Description of the task. Please put the lines of the records below into a numbered list, leaving out any blank lines. Start from the first line of the records and continue up to and including the line containing "111, 76, 120]".

======== Material provided

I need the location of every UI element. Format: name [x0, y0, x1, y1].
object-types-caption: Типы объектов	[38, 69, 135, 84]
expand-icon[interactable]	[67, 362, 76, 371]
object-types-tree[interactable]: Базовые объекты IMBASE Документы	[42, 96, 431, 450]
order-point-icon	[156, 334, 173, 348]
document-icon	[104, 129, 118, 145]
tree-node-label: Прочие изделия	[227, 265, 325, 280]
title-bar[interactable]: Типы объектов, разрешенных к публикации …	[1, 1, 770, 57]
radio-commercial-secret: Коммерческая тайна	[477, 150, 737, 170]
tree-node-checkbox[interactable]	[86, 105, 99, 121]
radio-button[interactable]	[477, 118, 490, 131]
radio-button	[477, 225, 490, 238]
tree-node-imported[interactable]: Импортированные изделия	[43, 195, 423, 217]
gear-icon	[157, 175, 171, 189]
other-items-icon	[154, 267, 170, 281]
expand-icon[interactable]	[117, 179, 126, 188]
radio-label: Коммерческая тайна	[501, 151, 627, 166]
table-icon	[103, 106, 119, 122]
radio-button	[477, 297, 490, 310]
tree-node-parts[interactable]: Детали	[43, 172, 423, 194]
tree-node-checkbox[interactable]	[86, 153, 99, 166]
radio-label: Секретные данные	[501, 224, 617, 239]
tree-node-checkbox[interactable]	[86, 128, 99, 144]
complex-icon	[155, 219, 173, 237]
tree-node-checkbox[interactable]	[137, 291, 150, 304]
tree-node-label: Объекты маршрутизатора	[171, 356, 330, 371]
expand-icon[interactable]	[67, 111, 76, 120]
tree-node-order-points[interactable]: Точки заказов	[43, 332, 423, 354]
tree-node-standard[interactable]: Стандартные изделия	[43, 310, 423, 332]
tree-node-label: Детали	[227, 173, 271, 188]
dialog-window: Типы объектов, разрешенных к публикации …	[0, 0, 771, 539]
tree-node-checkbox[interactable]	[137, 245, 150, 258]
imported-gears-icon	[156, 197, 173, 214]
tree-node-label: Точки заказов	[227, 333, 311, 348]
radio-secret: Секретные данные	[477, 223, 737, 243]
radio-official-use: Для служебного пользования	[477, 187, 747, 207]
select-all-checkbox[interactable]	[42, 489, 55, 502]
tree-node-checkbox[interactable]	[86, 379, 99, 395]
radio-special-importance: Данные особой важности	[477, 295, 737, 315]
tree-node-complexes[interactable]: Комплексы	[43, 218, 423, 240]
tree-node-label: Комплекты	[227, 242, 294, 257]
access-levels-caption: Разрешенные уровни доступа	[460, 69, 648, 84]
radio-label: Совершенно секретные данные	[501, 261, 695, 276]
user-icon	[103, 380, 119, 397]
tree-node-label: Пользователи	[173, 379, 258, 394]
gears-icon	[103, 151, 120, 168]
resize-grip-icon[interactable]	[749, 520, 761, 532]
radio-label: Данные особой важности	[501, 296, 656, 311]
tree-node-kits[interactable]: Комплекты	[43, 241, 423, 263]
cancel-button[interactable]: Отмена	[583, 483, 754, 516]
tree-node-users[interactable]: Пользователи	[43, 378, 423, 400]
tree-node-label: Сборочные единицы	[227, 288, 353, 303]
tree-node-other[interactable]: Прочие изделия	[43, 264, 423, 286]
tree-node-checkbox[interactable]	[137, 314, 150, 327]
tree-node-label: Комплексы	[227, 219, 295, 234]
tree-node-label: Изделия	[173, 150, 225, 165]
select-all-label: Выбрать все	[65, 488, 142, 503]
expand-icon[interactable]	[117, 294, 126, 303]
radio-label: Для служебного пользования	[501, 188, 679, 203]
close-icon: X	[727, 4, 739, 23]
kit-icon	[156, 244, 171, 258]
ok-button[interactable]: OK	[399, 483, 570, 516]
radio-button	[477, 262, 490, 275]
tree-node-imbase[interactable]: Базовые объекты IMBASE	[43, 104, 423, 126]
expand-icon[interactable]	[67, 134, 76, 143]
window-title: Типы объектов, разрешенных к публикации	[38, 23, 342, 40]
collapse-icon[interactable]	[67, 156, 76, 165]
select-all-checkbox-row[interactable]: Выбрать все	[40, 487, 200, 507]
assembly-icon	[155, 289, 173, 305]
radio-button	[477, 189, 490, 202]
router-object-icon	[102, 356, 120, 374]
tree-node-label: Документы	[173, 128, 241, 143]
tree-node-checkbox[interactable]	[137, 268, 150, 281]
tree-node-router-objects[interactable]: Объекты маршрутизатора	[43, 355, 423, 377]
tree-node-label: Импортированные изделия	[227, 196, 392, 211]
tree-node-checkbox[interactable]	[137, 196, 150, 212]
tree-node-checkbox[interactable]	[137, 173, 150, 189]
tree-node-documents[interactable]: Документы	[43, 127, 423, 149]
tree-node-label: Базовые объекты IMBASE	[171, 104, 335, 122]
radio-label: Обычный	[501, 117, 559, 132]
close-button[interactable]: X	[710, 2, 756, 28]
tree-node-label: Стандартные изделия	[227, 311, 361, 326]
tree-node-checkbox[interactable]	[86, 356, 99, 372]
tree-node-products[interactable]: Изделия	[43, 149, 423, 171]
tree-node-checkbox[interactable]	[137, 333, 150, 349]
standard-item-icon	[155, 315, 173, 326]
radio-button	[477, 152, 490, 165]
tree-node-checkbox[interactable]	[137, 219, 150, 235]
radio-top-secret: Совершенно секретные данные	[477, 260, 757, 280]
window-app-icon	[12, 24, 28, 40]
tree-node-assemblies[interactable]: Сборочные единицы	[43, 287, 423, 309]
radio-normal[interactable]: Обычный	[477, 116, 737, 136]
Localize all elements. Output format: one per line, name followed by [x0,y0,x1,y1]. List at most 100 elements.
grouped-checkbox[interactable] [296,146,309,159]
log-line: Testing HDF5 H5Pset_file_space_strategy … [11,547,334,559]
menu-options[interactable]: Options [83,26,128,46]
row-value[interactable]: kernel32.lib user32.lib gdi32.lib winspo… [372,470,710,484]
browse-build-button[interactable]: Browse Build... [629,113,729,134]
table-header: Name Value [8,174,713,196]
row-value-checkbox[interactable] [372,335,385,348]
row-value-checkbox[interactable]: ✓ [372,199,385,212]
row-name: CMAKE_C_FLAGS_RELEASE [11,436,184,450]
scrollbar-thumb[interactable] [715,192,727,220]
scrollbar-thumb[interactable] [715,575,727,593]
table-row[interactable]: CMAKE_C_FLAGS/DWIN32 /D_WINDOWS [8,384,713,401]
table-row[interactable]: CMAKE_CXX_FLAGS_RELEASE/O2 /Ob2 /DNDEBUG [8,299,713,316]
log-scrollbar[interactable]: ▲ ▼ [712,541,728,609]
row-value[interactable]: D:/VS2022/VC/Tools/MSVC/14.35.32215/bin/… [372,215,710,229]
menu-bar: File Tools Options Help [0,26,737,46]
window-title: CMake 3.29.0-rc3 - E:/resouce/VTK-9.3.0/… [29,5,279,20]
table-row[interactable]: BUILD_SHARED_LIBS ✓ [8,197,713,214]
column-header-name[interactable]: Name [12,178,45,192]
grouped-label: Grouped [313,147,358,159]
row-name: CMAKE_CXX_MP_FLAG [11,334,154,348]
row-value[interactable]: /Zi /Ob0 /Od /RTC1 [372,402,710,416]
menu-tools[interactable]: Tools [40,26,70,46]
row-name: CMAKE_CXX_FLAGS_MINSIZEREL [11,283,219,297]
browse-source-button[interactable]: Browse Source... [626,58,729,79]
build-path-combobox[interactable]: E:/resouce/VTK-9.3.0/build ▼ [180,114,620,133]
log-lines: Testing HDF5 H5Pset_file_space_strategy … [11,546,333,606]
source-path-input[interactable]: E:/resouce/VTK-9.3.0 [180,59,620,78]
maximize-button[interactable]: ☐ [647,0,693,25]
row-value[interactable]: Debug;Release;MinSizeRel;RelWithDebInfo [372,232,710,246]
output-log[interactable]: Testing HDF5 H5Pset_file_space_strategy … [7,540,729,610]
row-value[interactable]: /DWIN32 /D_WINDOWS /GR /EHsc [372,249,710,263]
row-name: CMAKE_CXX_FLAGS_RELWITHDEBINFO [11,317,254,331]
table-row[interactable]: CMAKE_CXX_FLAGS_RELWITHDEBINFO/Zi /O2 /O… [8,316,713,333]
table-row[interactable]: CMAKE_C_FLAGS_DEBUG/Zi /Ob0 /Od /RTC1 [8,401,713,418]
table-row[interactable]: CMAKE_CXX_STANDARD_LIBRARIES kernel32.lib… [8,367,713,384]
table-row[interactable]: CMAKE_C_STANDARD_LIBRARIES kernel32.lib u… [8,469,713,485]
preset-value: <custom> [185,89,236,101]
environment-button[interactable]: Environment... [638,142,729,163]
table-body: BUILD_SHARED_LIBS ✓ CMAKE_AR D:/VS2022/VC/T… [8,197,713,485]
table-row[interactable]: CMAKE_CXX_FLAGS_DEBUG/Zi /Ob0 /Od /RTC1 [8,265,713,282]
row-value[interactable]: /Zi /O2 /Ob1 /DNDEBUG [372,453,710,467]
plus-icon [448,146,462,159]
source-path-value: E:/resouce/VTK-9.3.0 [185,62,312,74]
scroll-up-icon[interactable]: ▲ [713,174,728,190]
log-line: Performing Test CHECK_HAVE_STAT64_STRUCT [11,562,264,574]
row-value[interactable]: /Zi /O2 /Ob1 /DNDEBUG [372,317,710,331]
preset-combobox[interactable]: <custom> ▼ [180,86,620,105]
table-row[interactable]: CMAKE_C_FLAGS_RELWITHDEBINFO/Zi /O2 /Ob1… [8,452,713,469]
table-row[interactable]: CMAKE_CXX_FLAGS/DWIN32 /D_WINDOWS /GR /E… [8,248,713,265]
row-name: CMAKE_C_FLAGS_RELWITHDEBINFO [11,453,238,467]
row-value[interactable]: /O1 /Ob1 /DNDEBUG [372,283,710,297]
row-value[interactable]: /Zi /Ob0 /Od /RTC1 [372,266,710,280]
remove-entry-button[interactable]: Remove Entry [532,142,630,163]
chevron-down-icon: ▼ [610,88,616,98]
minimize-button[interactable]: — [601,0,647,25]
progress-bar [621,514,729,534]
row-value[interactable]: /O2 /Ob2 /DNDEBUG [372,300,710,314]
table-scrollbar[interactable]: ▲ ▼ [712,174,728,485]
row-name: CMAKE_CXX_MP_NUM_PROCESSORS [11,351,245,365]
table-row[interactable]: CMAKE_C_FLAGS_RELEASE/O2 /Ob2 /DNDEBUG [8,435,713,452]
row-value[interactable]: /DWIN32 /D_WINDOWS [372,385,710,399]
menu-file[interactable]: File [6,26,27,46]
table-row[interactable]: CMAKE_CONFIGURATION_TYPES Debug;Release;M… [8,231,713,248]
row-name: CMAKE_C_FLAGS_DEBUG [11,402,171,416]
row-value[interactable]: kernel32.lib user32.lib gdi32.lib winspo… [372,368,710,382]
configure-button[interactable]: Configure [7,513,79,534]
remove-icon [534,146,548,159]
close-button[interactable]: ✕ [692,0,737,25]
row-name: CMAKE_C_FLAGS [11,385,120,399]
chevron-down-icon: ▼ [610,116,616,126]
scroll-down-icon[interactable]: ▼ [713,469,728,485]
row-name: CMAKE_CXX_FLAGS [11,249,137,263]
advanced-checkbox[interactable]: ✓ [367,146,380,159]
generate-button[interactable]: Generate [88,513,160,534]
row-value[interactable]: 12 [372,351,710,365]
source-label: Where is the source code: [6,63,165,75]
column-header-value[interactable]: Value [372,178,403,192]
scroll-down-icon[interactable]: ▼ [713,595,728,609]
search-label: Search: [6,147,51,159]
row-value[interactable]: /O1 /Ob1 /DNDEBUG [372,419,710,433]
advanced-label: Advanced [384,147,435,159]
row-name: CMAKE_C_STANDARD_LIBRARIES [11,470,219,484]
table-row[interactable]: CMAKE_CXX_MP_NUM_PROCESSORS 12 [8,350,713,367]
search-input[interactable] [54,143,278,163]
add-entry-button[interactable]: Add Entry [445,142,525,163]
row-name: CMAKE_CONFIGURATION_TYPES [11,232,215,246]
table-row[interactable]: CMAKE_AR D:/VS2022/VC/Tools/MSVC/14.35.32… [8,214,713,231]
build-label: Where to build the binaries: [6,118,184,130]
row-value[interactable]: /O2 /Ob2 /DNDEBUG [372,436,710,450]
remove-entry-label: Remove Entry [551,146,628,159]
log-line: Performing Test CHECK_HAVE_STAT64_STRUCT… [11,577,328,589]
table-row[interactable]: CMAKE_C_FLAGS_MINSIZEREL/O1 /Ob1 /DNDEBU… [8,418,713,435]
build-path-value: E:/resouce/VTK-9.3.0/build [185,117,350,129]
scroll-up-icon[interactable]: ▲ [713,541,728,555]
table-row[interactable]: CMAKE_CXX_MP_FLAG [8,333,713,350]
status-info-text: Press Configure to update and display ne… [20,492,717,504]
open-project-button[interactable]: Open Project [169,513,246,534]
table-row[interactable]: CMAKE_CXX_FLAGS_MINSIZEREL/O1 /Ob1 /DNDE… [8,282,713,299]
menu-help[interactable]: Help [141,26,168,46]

================

Task answer.
1. I need the location of every UI element. Format: name [x0, y0, x1, y1].
2. object-types-caption: Типы объектов	[38, 69, 135, 84]
3. expand-icon[interactable]	[67, 362, 76, 371]
4. object-types-tree[interactable]: Базовые объекты IMBASE Документы	[42, 96, 431, 450]
5. order-point-icon	[156, 334, 173, 348]
6. document-icon	[104, 129, 118, 145]
7. tree-node-label: Прочие изделия	[227, 265, 325, 280]
8. title-bar[interactable]: Типы объектов, разрешенных к публикации …	[1, 1, 770, 57]
9. radio-commercial-secret: Коммерческая тайна	[477, 150, 737, 170]
10. tree-node-checkbox[interactable]	[86, 105, 99, 121]
11. radio-button[interactable]	[477, 118, 490, 131]
12. radio-button	[477, 225, 490, 238]
13. tree-node-imported[interactable]: Импортированные изделия	[43, 195, 423, 217]
14. gear-icon	[157, 175, 171, 189]
15. other-items-icon	[154, 267, 170, 281]
16. expand-icon[interactable]	[117, 179, 126, 188]
17. radio-label: Коммерческая тайна	[501, 151, 627, 166]
18. table-icon	[103, 106, 119, 122]
19. radio-button	[477, 297, 490, 310]
20. tree-node-parts[interactable]: Детали	[43, 172, 423, 194]
21. tree-node-checkbox[interactable]	[86, 153, 99, 166]
22. radio-label: Секретные данные	[501, 224, 617, 239]
23. tree-node-checkbox[interactable]	[86, 128, 99, 144]
24. complex-icon	[155, 219, 173, 237]
25. tree-node-checkbox[interactable]	[137, 291, 150, 304]
26. tree-node-label: Объекты маршрутизатора	[171, 356, 330, 371]
27. expand-icon[interactable]	[67, 111, 76, 120]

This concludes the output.